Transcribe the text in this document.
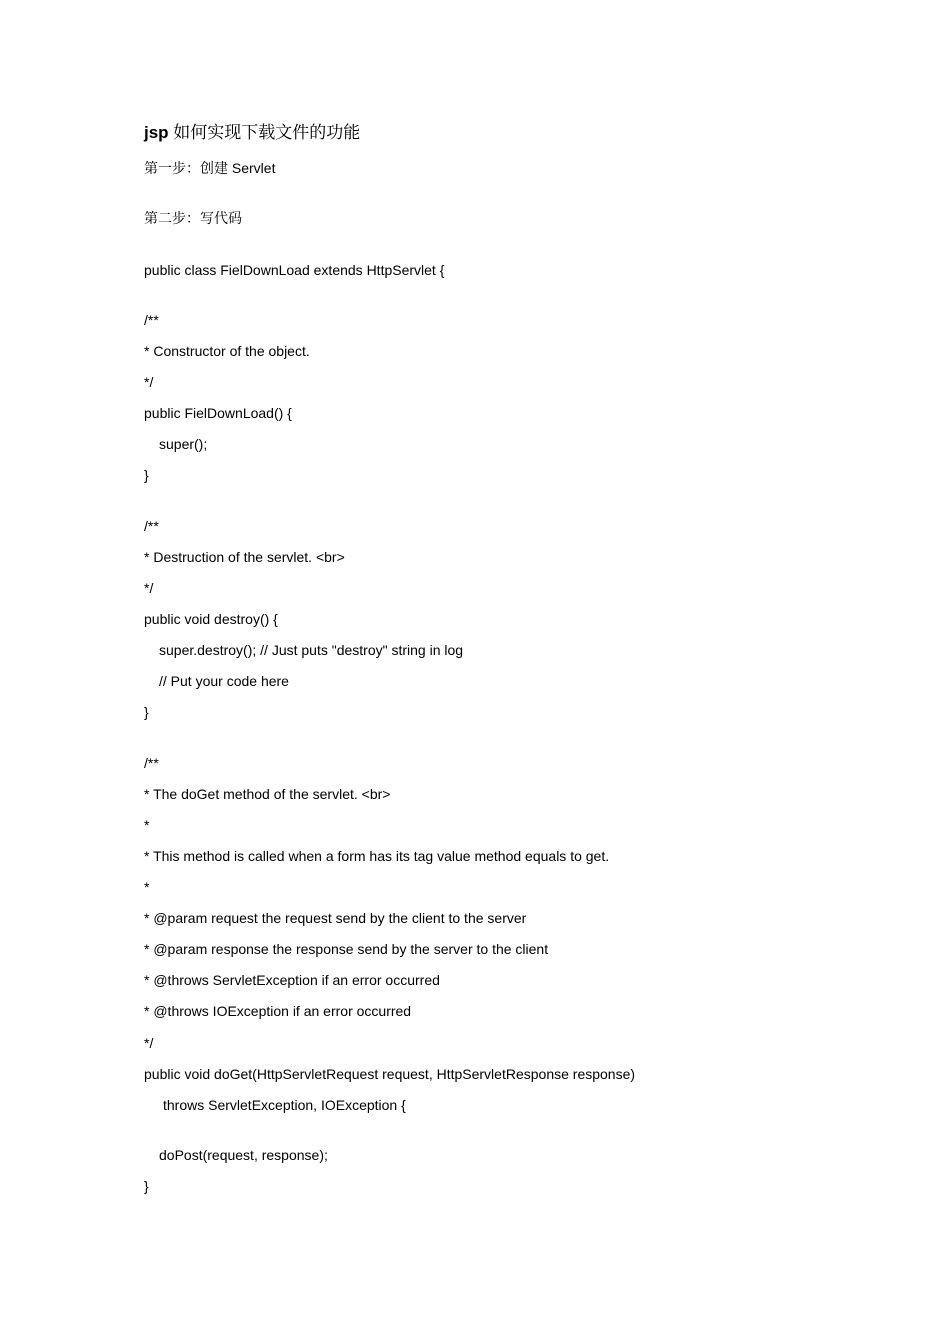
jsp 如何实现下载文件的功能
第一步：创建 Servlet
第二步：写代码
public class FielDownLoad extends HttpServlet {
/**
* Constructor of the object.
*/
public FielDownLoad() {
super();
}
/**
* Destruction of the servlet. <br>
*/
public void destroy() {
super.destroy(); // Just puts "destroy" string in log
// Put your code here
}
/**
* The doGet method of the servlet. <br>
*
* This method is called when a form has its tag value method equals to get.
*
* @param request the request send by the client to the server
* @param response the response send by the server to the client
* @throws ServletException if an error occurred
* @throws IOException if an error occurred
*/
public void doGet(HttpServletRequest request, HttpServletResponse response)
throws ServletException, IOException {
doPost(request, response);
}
* * *
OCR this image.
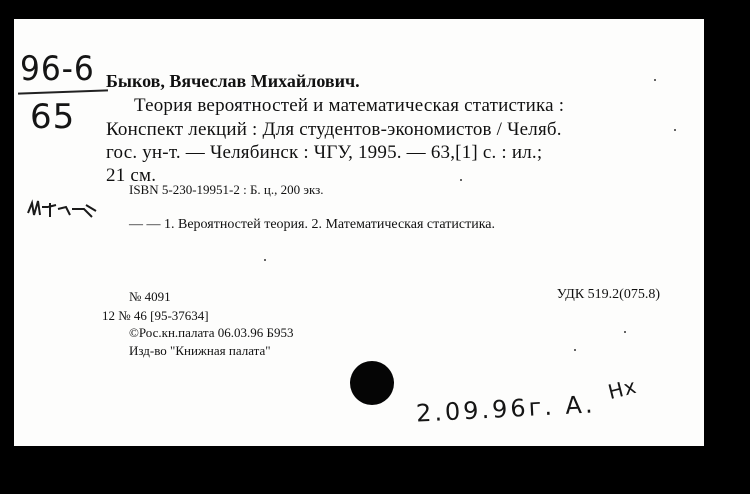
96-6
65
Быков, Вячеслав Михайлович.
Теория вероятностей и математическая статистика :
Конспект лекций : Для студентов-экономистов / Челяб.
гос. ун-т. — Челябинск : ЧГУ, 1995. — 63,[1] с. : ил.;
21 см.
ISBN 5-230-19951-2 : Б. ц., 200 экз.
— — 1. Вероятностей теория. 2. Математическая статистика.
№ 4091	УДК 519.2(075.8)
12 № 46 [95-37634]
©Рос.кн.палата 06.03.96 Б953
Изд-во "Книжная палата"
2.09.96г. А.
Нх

> **Instruction**: Keep only those lines of the records that hold "public", and return them.

> **Final result**:
public class FielDownLoad extends HttpServlet {
public FielDownLoad() {
public void destroy() {
public void doGet(HttpServletRequest request, HttpServletResponse response)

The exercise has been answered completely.